- DESCRIPTION OF THE TASK
The listing below is to be output in its exact form.

- DATASET ROWS
::::::::

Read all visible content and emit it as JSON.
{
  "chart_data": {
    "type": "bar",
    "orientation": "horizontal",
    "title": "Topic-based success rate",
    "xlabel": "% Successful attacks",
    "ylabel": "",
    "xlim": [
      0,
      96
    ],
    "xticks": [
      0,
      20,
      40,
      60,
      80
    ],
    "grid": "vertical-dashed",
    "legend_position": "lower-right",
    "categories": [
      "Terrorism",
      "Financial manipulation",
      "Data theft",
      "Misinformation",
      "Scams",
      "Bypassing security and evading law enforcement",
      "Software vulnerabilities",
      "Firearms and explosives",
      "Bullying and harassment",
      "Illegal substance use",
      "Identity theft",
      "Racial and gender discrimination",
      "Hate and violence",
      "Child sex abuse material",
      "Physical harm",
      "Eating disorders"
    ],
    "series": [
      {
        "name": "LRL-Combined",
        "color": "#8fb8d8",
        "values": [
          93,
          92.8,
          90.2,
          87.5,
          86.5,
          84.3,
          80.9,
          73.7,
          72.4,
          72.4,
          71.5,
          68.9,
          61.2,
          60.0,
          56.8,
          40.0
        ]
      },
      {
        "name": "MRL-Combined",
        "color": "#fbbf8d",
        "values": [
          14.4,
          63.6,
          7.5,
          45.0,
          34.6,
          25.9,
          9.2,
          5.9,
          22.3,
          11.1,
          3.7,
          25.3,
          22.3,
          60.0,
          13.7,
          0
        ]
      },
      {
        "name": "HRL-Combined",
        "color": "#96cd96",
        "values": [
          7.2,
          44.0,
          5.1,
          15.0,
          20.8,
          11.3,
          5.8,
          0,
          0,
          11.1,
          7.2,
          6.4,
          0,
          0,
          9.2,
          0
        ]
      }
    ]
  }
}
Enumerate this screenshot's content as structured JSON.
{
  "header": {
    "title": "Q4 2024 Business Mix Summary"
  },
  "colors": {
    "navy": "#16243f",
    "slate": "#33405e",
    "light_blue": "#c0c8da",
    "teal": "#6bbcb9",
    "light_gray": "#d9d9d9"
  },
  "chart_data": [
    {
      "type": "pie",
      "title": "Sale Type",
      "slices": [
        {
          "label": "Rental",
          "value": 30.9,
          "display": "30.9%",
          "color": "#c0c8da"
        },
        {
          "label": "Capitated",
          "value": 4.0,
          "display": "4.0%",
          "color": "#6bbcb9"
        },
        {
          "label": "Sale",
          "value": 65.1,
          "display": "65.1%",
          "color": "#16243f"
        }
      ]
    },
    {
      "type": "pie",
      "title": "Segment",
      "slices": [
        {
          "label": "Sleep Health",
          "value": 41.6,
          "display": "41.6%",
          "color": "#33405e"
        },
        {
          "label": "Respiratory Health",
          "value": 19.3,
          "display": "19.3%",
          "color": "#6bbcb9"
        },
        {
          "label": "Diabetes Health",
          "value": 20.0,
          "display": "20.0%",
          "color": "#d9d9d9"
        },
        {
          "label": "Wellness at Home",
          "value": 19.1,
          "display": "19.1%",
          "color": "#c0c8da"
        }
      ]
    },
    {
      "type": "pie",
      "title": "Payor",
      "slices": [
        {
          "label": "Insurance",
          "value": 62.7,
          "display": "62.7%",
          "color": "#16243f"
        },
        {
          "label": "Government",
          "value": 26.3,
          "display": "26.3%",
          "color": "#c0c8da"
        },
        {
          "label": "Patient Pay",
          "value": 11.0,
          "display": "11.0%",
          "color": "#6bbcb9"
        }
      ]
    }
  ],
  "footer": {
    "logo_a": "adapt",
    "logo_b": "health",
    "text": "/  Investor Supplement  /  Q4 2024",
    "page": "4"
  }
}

::::::::

- WRITTEN SOLUTION
Read all visible content and emit it as JSON.
{
  "chart_data": {
    "type": "bar",
    "orientation": "horizontal",
    "title": "Topic-based success rate",
    "xlabel": "% Successful attacks",
    "ylabel": "",
    "xlim": [
      0,
      96
    ],
    "xticks": [
      0,
      20,
      40,
      60,
      80
    ],
    "grid": "vertical-dashed",
    "legend_position": "lower-right",
    "categories": [
      "Terrorism",
      "Financial manipulation",
      "Data theft",
      "Misinformation",
      "Scams",
      "Bypassing security and evading law enforcement",
      "Software vulnerabilities",
      "Firearms and explosives",
      "Bullying and harassment",
      "Illegal substance use",
      "Identity theft",
      "Racial and gender discrimination",
      "Hate and violence",
      "Child sex abuse material",
      "Physical harm",
      "Eating disorders"
    ],
    "series": [
      {
        "name": "LRL-Combined",
        "color": "#8fb8d8",
        "values": [
          93,
          92.8,
          90.2,
          87.5,
          86.5,
          84.3,
          80.9,
          73.7,
          72.4,
          72.4,
          71.5,
          68.9,
          61.2,
          60.0,
          56.8,
          40.0
        ]
      },
      {
        "name": "MRL-Combined",
        "color": "#fbbf8d",
        "values": [
          14.4,
          63.6,
          7.5,
          45.0,
          34.6,
          25.9,
          9.2,
          5.9,
          22.3,
          11.1,
          3.7,
          25.3,
          22.3,
          60.0,
          13.7,
          0
        ]
      },
      {
        "name": "HRL-Combined",
        "color": "#96cd96",
        "values": [
          7.2,
          44.0,
          5.1,
          15.0,
          20.8,
          11.3,
          5.8,
          0,
          0,
          11.1,
          7.2,
          6.4,
          0,
          0,
          9.2,
          0
        ]
      }
    ]
  }
}
Enumerate this screenshot's content as structured JSON.
{
  "header": {
    "title": "Q4 2024 Business Mix Summary"
  },
  "colors": {
    "navy": "#16243f",
    "slate": "#33405e",
    "light_blue": "#c0c8da",
    "teal": "#6bbcb9",
    "light_gray": "#d9d9d9"
  },
  "chart_data": [
    {
      "type": "pie",
      "title": "Sale Type",
      "slices": [
        {
          "label": "Rental",
          "value": 30.9,
          "display": "30.9%",
          "color": "#c0c8da"
        },
        {
          "label": "Capitated",
          "value": 4.0,
          "display": "4.0%",
          "color": "#6bbcb9"
        },
        {
          "label": "Sale",
          "value": 65.1,
          "display": "65.1%",
          "color": "#16243f"
        }
      ]
    },
    {
      "type": "pie",
      "title": "Segment",
      "slices": [
        {
          "label": "Sleep Health",
          "value": 41.6,
          "display": "41.6%",
          "color": "#33405e"
        },
        {
          "label": "Respiratory Health",
          "value": 19.3,
          "display": "19.3%",
          "color": "#6bbcb9"
        },
        {
          "label": "Diabetes Health",
          "value": 20.0,
          "display": "20.0%",
          "color": "#d9d9d9"
        },
        {
          "label": "Wellness at Home",
          "value": 19.1,
          "display": "19.1%",
          "color": "#c0c8da"
        }
      ]
    },
    {
      "type": "pie",
      "title": "Payor",
      "slices": [
        {
          "label": "Insurance",
          "value": 62.7,
          "display": "62.7%",
          "color": "#16243f"
        },
        {
          "label": "Government",
          "value": 26.3,
          "display": "26.3%",
          "color": "#c0c8da"
        },
        {
          "label": "Patient Pay",
          "value": 11.0,
          "display": "11.0%",
          "color": "#6bbcb9"
        }
      ]
    }
  ],
  "footer": {
    "logo_a": "adapt",
    "logo_b": "health",
    "text": "/  Investor Supplement  /  Q4 2024",
    "page": "4"
  }
}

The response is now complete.